— The task —
Copy out every record precisely.
════════════════════
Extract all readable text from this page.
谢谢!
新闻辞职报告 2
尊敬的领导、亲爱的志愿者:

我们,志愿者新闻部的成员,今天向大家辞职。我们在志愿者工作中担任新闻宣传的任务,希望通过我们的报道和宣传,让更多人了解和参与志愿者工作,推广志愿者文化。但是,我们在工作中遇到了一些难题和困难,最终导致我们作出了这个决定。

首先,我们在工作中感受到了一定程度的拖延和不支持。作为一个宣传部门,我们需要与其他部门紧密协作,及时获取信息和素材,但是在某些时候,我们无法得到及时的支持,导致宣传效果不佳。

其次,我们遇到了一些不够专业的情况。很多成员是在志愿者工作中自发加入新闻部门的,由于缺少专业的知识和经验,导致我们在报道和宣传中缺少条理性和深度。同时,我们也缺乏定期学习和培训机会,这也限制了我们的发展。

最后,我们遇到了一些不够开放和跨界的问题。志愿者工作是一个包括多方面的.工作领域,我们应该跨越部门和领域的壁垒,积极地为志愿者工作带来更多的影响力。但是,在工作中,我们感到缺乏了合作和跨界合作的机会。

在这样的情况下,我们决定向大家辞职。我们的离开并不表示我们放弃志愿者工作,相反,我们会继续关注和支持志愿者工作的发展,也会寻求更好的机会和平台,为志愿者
════════════════════
— The result —
Extract all readable text from this page.
谢谢!
新闻辞职报告 2
尊敬的领导、亲爱的志愿者:

我们,志愿者新闻部的成员,今天向大家辞职。我们在志愿者工作中担任新闻宣传的任务,希望通过我们的报道和宣传,让更多人了解和参与志愿者工作,推广志愿者文化。但是,我们在工作中遇到了一些难题和困难,最终导致我们作出了这个决定。

首先,我们在工作中感受到了一定程度的拖延和不支持。作为一个宣传部门,我们需要与其他部门紧密协作,及时获取信息和素材,但是在某些时候,我们无法得到及时的支持,导致宣传效果不佳。

其次,我们遇到了一些不够专业的情况。很多成员是在志愿者工作中自发加入新闻部门的,由于缺少专业的知识和经验,导致我们在报道和宣传中缺少条理性和深度。同时,我们也缺乏定期学习和培训机会,这也限制了我们的发展。

最后,我们遇到了一些不够开放和跨界的问题。志愿者工作是一个包括多方面的.工作领域,我们应该跨越部门和领域的壁垒,积极地为志愿者工作带来更多的影响力。但是,在工作中,我们感到缺乏了合作和跨界合作的机会。

在这样的情况下,我们决定向大家辞职。我们的离开并不表示我们放弃志愿者工作,相反,我们会继续关注和支持志愿者工作的发展,也会寻求更好的机会和平台,为志愿者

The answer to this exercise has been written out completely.